### Requests:
**A.** According to the CoMPaSS-ComfyUI extension page, what does CoMPaSS add to the text attention mechanism?
**B.** Carry the CoMPaSS-ComfyUI extension page forward from its last line.

### Page excerpt:
ComfyUI Extension: CoMPaSS-ComfyUI

Authored by blurgyy

Created 4 months ago

Updated 4 months ago

3 stars

A ComfyUI custom node that implements CoMPaSS for FLUX.1-dev models. CoMPaSS enhances the spatial understanding capabilities of text-to-image diffusion models.

Custom Nodes (0)

README

CoMPaSS-ComfyUI

A ComfyUI custom node that implements CoMPaSS for FLUX.1-dev models. CoMPaSS enhances the spatial understanding capabilities of text-to-image diffusion models.

Paper: CoMPaSS: Enhancing Spatial Understanding in Text-to-Image Diffusion Models (ICCV 2025)
Official Repository: https://github.com/blurgyy/CoMPaSS

What is CoMPaSS?

CoMPaSS improves how diffusion models understand spatial relationships in text prompts by adding positional encoding to the text attention mechanism. This results in better adherence to spatial descriptions like "above", "below", "left of", "right of", etc.

Installation

Clone this repository into your ComfyUI custom nodes directory:

cd ComfyUI/custom_nodes/
git clone https://github.com/blurgyy/CoMPaSS-FLUX.1-dev-ComfyUI.git

Download the CoMPaSS weights for FLUX.1-dev from Hugging Face:
- FLUX.1-dev weights: https://huggingface.co/blurgy/CoMPaSS-FLUX.1
- Place the downloaded LoRA weights (CoMPaSS-FLUX.1-comfyui.safetensors) in your ComfyUI models/loras/ directory
Restart ComfyUI or refresh your browser if ComfyUI is already running.

### Given information:
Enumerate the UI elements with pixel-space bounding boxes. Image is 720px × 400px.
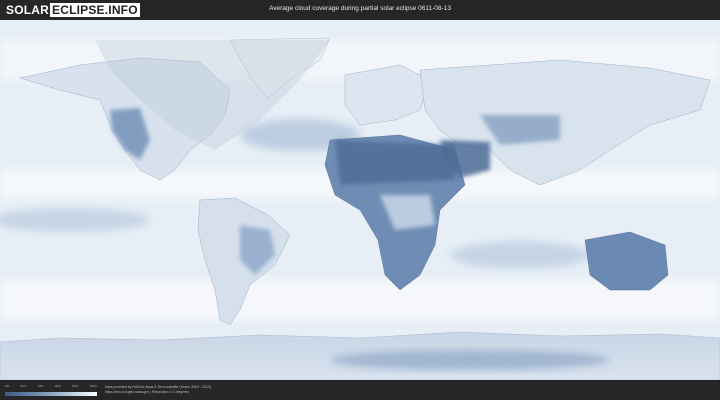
legend-ticks: 0% 20% 40% 60% 80% 100%	[5, 384, 97, 390]
page-title: Average cloud coverage during partial so…	[269, 5, 451, 12]
cloud-coverage-legend	[5, 392, 97, 396]
legend-tick: 100%	[89, 384, 97, 388]
header-bar: SOLAR ECLIPSE.INFO Average cloud coverag…	[0, 0, 720, 20]
subtropic-clear-indian	[450, 241, 590, 269]
legend-tick: 80%	[72, 384, 79, 388]
data-credit: Data provided by NASA's Aqua & Terra sat…	[105, 385, 211, 395]
legend-tick: 60%	[54, 384, 61, 388]
region-antarctica-clear	[330, 350, 610, 370]
cloud-coverage-map	[0, 20, 720, 380]
legend-tick: 20%	[20, 384, 27, 388]
credit-line-2[interactable]: https://neo.sci.gsfc.nasa.gov | Resoluti…	[105, 390, 211, 395]
legend-tick: 40%	[37, 384, 44, 388]
legend-tick: 0%	[5, 384, 10, 388]
region-sahara-clear	[335, 140, 455, 185]
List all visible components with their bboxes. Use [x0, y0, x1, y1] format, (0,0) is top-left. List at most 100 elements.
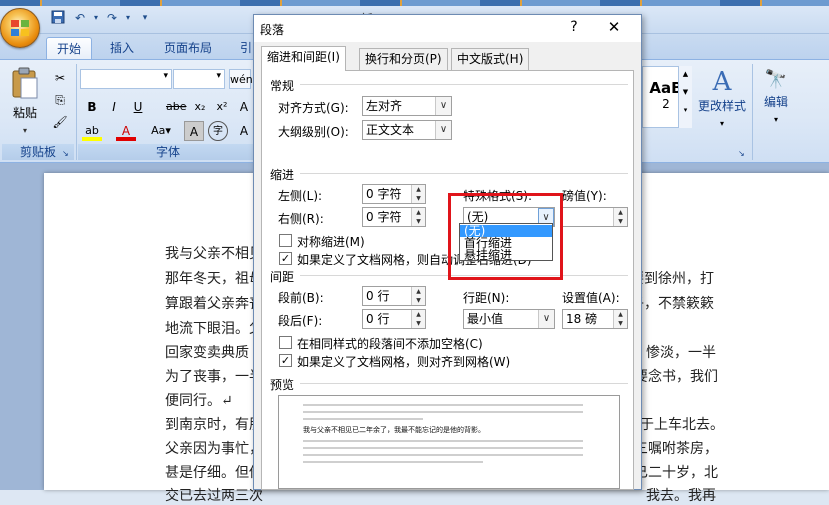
indent-right-spinner[interactable]: 0 字符 ▲ ▼ — [362, 207, 426, 227]
auto-adjust-checkbox[interactable]: ✓ — [279, 252, 292, 265]
section-preview: 预览 — [270, 378, 295, 392]
change-styles-label: 更改样式 — [697, 99, 746, 113]
underline-button[interactable]: U — [128, 97, 148, 117]
copy-icon[interactable]: ⎘ — [50, 90, 70, 110]
strikethrough-button[interactable]: abe — [166, 97, 187, 117]
indent-right-label: 右侧(R): — [278, 212, 324, 226]
phonetic-guide-icon[interactable]: wén — [229, 69, 253, 89]
doc-line: 便同行。↵ — [165, 393, 233, 409]
line-spacing-label: 行距(N): — [463, 291, 510, 305]
no-space-label: 在相同样式的段落间不添加空格(C) — [297, 337, 483, 351]
doc-line: 交已去过两三次 — [165, 488, 263, 504]
italic-button[interactable]: I — [104, 97, 124, 117]
doc-line: 为了丧事，一半 — [165, 369, 263, 385]
spin-buttons[interactable]: ▲ ▼ — [613, 208, 627, 226]
spin-buttons[interactable]: ▲ ▼ — [411, 287, 425, 305]
mirror-indents-checkbox[interactable] — [279, 234, 292, 247]
spacing-after-label: 段后(F): — [278, 314, 323, 328]
spin-buttons[interactable]: ▲ ▼ — [411, 310, 425, 328]
redo-dropdown-icon[interactable]: ▾ — [120, 10, 136, 26]
spacing-before-label: 段前(B): — [278, 291, 324, 305]
spin-buttons[interactable]: ▲ ▼ — [411, 185, 425, 203]
spin-buttons[interactable]: ▲ ▼ — [411, 208, 425, 226]
alignment-select[interactable]: 左对齐 ∨ — [362, 96, 452, 116]
font-size-box[interactable]: ▾ — [173, 69, 225, 89]
change-styles-dropdown-icon: ▾ — [719, 119, 724, 128]
doc-line-right: 要念书，我们 — [634, 369, 718, 385]
redo-icon[interactable]: ↷ — [104, 10, 120, 26]
mirror-indents-label: 对称缩进(M) — [297, 235, 365, 249]
editing-dropdown-icon: ▾ — [773, 115, 778, 124]
undo-icon[interactable]: ↶ — [72, 10, 88, 26]
indent-by-label: 磅值(Y): — [562, 189, 607, 203]
line-spacing-select[interactable]: 最小值 ∨ — [463, 309, 555, 329]
save-icon[interactable] — [50, 10, 66, 26]
indent-left-spinner[interactable]: 0 字符 ▲ ▼ — [362, 184, 426, 204]
tab-asian-typography[interactable]: 中文版式(H) — [451, 48, 530, 70]
find-icon: 🔭 — [764, 69, 788, 90]
alignment-label: 对齐方式(G): — [278, 101, 349, 115]
doc-line-right: 我去。我再 — [646, 488, 716, 504]
chevron-down-icon: ∨ — [435, 97, 451, 115]
font-color-icon[interactable]: A — [116, 121, 136, 141]
doc-line-right: 子，不禁簌簌 — [630, 296, 714, 312]
enclose-characters-icon[interactable]: 字 — [208, 121, 228, 141]
doc-line: 到南京时，有朋 — [165, 417, 263, 433]
tab-panel: 常规 对齐方式(G): 左对齐 ∨ 大纲级别(O): 正文文本 ∨ 缩进 左侧(L)… — [261, 70, 634, 490]
paste-button[interactable]: 粘贴 ▾ — [6, 66, 44, 135]
editing-button[interactable]: 🔭 编辑 ▾ — [758, 66, 794, 136]
font-name-box[interactable]: ▾ — [80, 69, 172, 89]
subscript-button[interactable]: x₂ — [190, 97, 210, 117]
office-logo-icon — [11, 20, 29, 36]
no-space-checkbox[interactable] — [279, 336, 292, 349]
outline-level-label: 大纲级别(O): — [278, 125, 349, 139]
editing-label: 编辑 — [763, 95, 788, 109]
superscript-button[interactable]: x² — [212, 97, 232, 117]
outline-level-select[interactable]: 正文文本 ∨ — [362, 120, 452, 140]
preview-box: 我与父亲不相见已二年余了，我最不能忘记的是他的背影。 — [278, 395, 620, 489]
doc-line-right: 于上车北去。 — [640, 417, 724, 433]
styles-launcher-icon[interactable]: ↘ — [738, 149, 745, 158]
styles-scroll[interactable]: ▲ ▼ ▾ — [678, 66, 692, 128]
line-spacing-at-spinner[interactable]: 18 磅 ▲ ▼ — [562, 309, 628, 329]
section-general: 常规 — [270, 79, 295, 93]
close-button[interactable]: ✕ — [604, 18, 624, 36]
doc-line: 算跟着父亲奔丧 — [165, 296, 263, 312]
character-shading-icon[interactable]: A — [184, 121, 204, 141]
cut-icon[interactable]: ✂ — [50, 68, 70, 88]
preview-line — [303, 447, 583, 449]
tab-insert[interactable]: 插入 — [100, 37, 144, 60]
dialog-title-bar: 段落 ? ✕ — [254, 15, 641, 42]
tab-home[interactable]: 开始 — [46, 37, 93, 60]
tab-page-layout[interactable]: 页面布局 — [154, 37, 222, 60]
bold-button[interactable]: B — [82, 97, 102, 117]
preview-line — [303, 418, 423, 420]
indent-left-label: 左侧(L): — [278, 189, 323, 203]
section-indentation: 缩进 — [270, 168, 295, 182]
highlight-icon[interactable]: ab — [82, 121, 102, 141]
spin-buttons[interactable]: ▲ ▼ — [613, 310, 627, 328]
change-case-icon[interactable]: Aa▾ — [148, 121, 174, 141]
indent-by-spinner[interactable]: ▲ ▼ — [562, 207, 628, 227]
paste-icon — [12, 67, 38, 99]
customize-toolbar-icon[interactable]: ▾ — [137, 10, 153, 26]
tab-line-page-breaks[interactable]: 换行和分页(P) — [359, 48, 448, 70]
preview-line — [303, 440, 583, 442]
clear-format-icon[interactable]: Ａ — [234, 97, 254, 117]
spacing-after-spinner[interactable]: 0 行 ▲ ▼ — [362, 309, 426, 329]
divider — [300, 383, 628, 384]
change-styles-button[interactable]: A 更改样式 ▾ — [694, 66, 750, 136]
office-button[interactable] — [0, 8, 40, 48]
clipboard-launcher-icon[interactable]: ↘ — [62, 149, 69, 158]
undo-dropdown-icon[interactable]: ▾ — [88, 10, 104, 26]
character-border-icon[interactable]: A — [234, 121, 254, 141]
divider — [300, 84, 628, 85]
help-button[interactable]: ? — [564, 19, 584, 35]
tab-indents-spacing[interactable]: 缩进和间距(I) — [261, 46, 346, 71]
format-painter-icon[interactable]: 🖌 — [50, 112, 70, 132]
doc-line: 甚是仔细。但他 — [165, 465, 263, 481]
doc-line-right: 已二十岁，北 — [634, 465, 718, 481]
snap-to-grid-checkbox[interactable]: ✓ — [279, 354, 292, 367]
doc-line: 父亲因为事忙， — [165, 441, 263, 457]
spacing-before-spinner[interactable]: 0 行 ▲ ▼ — [362, 286, 426, 306]
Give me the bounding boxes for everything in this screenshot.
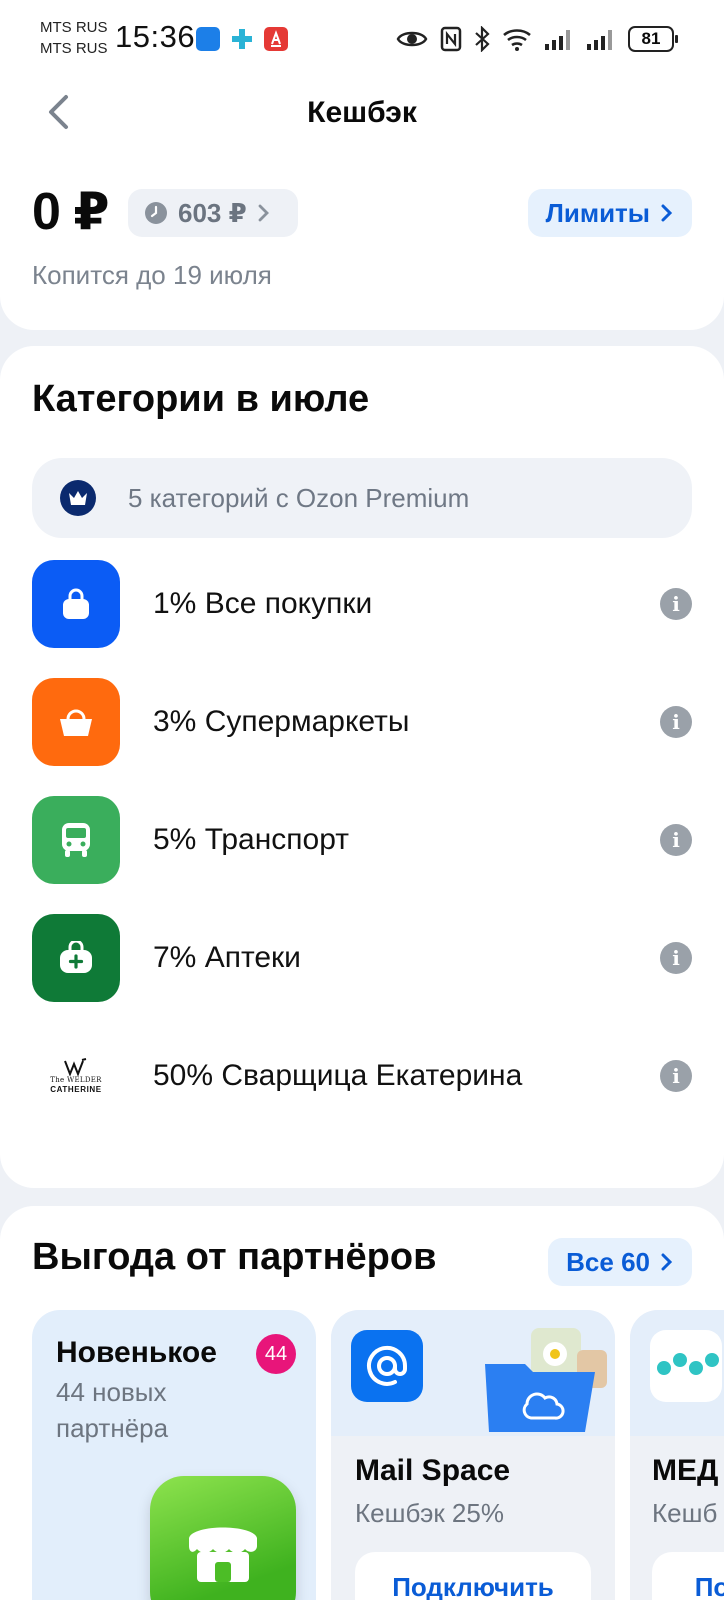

### Responses to the tasks:
**A.** Positional encoding.

**B.**
Usage

Load a FLUX.1-dev model in your workflow
IMPORTANT: Add the "CoMPaSS for FLUX.1-dev" node between your model loader and sampler
IMPORTANT: Load the CoMPaSS LoRA weights
Connect the model output through the CoMPaSS node
Use the patched model for generation

The node will automatically patch the FLUX.1-dev model's attention mechanism to include CoMPaSS's spatial understanding improvements. For best results, use the official CoMPaSS LoRA weights alongside this node.

Example Workflow

An example ComfyUI workflow is provided in example-comfyui-workflow.json. Load this workflow to see CoMPaSS in action with a complete setup.

Results Comparison

The following comparison demonstrates CoMPaSS's improved spatial understanding using the prompt: "A photo of a sheep below a sink"

Without CoMPaSS

| Image 1 | Image 2 | |---------|---------| | Without CoMPaSS - Image 1 | Without CoMPaSS - Image 2 |

With CoMPaSS

| Image 1 | Image 2 | |---------|---------| | With CoMPaSS - Image 1 | With CoMPaSS - Image 2 |

As seen above, CoMPaSS significantly improves the model's ability to correctly position the sheep below the sink, demonstrating better spatial understanding of the text prompt.

Requirements

ComfyUI
FLUX.1-dev model
PyTorch

Node Details

Input:

model: A FLUX.1-dev model (MODEL type)

Output:

model: The same model with CoMPaSS spatial attention patching applied (MODEL type)

Category: Conditioning

Technical Implementation

This implementation patches the DoubleStreamBlock forward method in FLUX.1-dev models to include positional encoding in the text attention mechanism. The key modification adds learned positional embeddings to text queries and keys while preserving the original values, enabling better spatial relationship understanding.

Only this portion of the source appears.